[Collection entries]
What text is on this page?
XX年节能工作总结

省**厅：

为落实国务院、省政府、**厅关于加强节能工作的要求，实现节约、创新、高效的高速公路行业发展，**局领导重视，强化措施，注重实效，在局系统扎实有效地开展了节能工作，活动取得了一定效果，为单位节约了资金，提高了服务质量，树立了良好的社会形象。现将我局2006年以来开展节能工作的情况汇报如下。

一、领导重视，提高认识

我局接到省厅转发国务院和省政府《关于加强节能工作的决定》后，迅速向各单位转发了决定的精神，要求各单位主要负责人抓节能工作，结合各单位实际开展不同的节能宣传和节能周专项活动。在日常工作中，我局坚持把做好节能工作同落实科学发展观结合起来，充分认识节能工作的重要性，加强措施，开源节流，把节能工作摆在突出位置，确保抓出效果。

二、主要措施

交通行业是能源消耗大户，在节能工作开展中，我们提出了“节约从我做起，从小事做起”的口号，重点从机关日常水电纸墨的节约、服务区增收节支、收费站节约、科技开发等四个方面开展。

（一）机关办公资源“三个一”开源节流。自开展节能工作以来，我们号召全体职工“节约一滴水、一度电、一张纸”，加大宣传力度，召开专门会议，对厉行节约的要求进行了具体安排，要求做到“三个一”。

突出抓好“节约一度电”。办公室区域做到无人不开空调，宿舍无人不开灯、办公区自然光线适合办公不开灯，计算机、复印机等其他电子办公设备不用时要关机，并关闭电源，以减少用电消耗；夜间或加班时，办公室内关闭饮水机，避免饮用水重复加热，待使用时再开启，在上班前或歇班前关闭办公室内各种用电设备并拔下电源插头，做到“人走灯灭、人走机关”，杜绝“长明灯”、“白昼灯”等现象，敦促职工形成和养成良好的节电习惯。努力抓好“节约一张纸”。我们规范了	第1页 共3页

• Work required:
All of the entries above should be written out again exactly.

• Response for this exercise:
What text is on this page?
XX年节能工作总结

省**厅：

为落实国务院、省政府、**厅关于加强节能工作的要求，实现节约、创新、高效的高速公路行业发展，**局领导重视，强化措施，注重实效，在局系统扎实有效地开展了节能工作，活动取得了一定效果，为单位节约了资金，提高了服务质量，树立了良好的社会形象。现将我局2006年以来开展节能工作的情况汇报如下。

一、领导重视，提高认识

我局接到省厅转发国务院和省政府《关于加强节能工作的决定》后，迅速向各单位转发了决定的精神，要求各单位主要负责人抓节能工作，结合各单位实际开展不同的节能宣传和节能周专项活动。在日常工作中，我局坚持把做好节能工作同落实科学发展观结合起来，充分认识节能工作的重要性，加强措施，开源节流，把节能工作摆在突出位置，确保抓出效果。

二、主要措施

交通行业是能源消耗大户，在节能工作开展中，我们提出了“节约从我做起，从小事做起”的口号，重点从机关日常水电纸墨的节约、服务区增收节支、收费站节约、科技开发等四个方面开展。

（一）机关办公资源“三个一”开源节流。自开展节能工作以来，我们号召全体职工“节约一滴水、一度电、一张纸”，加大宣传力度，召开专门会议，对厉行节约的要求进行了具体安排，要求做到“三个一”。

突出抓好“节约一度电”。办公室区域做到无人不开空调，宿舍无人不开灯、办公区自然光线适合办公不开灯，计算机、复印机等其他电子办公设备不用时要关机，并关闭电源，以减少用电消耗；夜间或加班时，办公室内关闭饮水机，避免饮用水重复加热，待使用时再开启，在上班前或歇班前关闭办公室内各种用电设备并拔下电源插头，做到“人走灯灭、人走机关”，杜绝“长明灯”、“白昼灯”等现象，敦促职工形成和养成良好的节电习惯。努力抓好“节约一张纸”。我们规范了	第1页 共3页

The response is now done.